▸ WHAT TO PRODUCE
Find the lines that hold the word "ylabel" and return them.

▸ PROVIDED INFORMATION
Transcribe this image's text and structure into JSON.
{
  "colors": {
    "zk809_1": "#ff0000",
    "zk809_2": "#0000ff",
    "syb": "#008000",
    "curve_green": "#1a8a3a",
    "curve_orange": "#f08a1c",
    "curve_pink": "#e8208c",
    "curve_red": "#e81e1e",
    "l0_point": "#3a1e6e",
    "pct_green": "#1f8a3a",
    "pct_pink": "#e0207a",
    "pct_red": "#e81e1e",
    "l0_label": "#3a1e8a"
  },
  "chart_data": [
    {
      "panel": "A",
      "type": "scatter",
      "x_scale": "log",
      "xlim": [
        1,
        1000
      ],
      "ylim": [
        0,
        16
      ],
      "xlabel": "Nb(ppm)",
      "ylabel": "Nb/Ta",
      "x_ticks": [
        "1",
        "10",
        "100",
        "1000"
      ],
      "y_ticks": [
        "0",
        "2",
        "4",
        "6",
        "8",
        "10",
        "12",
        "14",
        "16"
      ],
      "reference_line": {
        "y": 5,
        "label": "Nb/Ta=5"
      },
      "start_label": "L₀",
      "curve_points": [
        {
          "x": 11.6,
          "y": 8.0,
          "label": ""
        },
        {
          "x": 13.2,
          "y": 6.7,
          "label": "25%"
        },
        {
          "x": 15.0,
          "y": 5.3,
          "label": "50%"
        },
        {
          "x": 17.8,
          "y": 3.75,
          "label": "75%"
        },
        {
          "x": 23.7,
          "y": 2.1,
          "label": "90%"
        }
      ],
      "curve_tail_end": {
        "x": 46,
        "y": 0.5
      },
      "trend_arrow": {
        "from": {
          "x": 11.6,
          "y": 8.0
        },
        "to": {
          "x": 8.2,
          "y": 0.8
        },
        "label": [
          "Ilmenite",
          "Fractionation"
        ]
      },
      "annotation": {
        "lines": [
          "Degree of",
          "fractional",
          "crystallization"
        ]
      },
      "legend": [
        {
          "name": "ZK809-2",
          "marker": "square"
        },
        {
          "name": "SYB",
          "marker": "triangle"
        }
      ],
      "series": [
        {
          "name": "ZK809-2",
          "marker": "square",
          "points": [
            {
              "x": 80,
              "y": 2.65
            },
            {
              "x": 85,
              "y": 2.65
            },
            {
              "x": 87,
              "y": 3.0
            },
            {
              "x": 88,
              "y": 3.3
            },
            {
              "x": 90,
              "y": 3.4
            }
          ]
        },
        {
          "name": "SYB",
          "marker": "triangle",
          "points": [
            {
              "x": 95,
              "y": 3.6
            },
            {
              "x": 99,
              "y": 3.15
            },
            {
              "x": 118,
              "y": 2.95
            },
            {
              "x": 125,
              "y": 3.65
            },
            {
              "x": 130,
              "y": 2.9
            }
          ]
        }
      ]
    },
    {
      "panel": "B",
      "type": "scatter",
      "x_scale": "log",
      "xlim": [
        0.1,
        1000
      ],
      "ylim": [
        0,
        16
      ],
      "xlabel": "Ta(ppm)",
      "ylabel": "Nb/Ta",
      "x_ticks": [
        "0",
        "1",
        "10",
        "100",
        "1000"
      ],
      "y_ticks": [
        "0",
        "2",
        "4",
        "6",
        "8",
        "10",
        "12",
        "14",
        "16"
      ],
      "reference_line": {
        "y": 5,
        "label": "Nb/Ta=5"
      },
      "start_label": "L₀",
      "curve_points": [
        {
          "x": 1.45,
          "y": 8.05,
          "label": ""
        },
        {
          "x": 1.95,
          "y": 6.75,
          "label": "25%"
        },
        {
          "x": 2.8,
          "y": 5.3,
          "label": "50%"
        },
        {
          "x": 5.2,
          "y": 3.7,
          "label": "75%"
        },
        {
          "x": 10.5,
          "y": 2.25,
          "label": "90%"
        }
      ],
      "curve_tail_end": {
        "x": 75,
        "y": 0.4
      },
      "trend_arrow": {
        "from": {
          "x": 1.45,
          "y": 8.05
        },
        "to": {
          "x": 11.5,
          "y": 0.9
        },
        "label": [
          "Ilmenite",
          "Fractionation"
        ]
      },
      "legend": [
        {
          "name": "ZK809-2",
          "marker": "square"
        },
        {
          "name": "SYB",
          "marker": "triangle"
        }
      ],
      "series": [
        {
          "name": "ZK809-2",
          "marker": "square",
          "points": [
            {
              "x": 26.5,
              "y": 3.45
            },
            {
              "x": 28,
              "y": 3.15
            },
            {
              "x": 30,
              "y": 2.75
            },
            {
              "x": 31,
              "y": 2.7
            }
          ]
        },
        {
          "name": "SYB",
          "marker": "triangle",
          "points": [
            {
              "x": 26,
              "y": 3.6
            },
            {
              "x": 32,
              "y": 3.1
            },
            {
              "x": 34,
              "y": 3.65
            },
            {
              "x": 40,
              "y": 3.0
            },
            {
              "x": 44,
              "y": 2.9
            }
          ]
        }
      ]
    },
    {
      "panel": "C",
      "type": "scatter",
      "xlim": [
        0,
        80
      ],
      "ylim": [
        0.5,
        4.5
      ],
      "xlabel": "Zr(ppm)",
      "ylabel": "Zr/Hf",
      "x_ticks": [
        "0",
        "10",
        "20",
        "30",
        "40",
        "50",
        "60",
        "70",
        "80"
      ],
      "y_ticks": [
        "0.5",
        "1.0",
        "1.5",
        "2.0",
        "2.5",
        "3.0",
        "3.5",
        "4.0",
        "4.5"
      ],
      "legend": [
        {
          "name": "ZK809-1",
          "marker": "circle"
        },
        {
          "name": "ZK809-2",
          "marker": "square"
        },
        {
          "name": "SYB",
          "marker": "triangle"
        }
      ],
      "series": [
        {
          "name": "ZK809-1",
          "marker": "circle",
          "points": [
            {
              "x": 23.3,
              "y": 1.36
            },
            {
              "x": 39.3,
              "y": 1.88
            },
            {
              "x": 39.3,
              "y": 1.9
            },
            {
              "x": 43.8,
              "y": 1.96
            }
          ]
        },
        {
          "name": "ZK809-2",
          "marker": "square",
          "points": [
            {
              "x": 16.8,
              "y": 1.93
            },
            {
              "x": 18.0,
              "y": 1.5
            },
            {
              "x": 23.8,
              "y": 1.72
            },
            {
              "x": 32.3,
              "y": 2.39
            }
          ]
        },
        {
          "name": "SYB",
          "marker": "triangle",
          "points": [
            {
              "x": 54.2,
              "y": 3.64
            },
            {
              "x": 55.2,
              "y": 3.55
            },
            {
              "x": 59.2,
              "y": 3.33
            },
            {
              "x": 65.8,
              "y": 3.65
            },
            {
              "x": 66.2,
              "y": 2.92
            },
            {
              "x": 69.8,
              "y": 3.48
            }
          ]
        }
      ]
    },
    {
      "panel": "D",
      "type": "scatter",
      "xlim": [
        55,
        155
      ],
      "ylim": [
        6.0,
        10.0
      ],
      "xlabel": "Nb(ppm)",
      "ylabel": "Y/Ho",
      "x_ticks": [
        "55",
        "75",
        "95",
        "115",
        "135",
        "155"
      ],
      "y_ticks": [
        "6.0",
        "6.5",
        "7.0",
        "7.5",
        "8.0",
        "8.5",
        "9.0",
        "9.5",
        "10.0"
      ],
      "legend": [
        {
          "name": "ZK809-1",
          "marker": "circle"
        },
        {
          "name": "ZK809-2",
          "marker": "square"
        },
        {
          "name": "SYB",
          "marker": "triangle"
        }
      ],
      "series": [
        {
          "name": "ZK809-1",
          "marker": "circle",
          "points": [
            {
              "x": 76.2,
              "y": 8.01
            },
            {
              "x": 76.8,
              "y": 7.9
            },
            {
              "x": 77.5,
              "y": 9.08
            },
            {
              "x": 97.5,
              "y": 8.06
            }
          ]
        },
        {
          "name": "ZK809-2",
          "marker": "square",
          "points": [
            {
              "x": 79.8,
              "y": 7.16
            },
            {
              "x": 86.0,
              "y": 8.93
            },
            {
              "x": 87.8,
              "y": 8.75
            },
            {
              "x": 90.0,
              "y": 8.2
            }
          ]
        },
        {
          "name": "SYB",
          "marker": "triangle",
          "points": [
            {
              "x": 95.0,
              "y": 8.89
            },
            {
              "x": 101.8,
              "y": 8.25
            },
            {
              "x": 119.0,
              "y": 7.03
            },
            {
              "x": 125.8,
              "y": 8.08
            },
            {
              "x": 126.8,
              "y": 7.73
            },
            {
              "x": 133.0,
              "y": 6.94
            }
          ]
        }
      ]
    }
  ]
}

▸ ANSWER TO THE EXERCISE
      "ylabel": "Nb/Ta",
      "ylabel": "Nb/Ta",
      "ylabel": "Zr/Hf",
      "ylabel": "Y/Ho",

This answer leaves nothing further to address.